───── MATERIAL PROVIDED

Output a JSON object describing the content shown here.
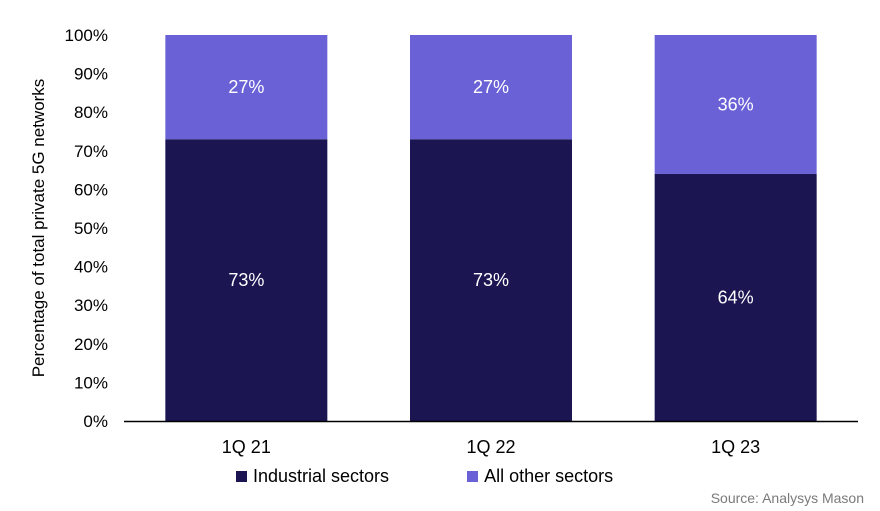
{
  "chart_data": {
    "type": "bar",
    "stacked": true,
    "categories": [
      "1Q 21",
      "1Q 22",
      "1Q 23"
    ],
    "series": [
      {
        "name": "Industrial sectors",
        "values": [
          73,
          73,
          64
        ],
        "color": "#1b1652",
        "labels": [
          "73%",
          "73%",
          "64%"
        ]
      },
      {
        "name": "All other sectors",
        "values": [
          27,
          27,
          36
        ],
        "color": "#6a61d6",
        "labels": [
          "27%",
          "27%",
          "36%"
        ]
      }
    ],
    "ylabel": "Percentage of total private 5G networks",
    "ylim": [
      0,
      100
    ],
    "yticks": [
      "0%",
      "10%",
      "20%",
      "30%",
      "40%",
      "50%",
      "60%",
      "70%",
      "80%",
      "90%",
      "100%"
    ],
    "legend_position": "bottom",
    "grid": false,
    "source": "Source: Analysys Mason"
  }
}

──────────

WHAT YOU HAVE TO DO: Return all lines containing the word "name".

REPLY TO THE EXERCISE:
        "name": "Industrial sectors",
        "name": "All other sectors",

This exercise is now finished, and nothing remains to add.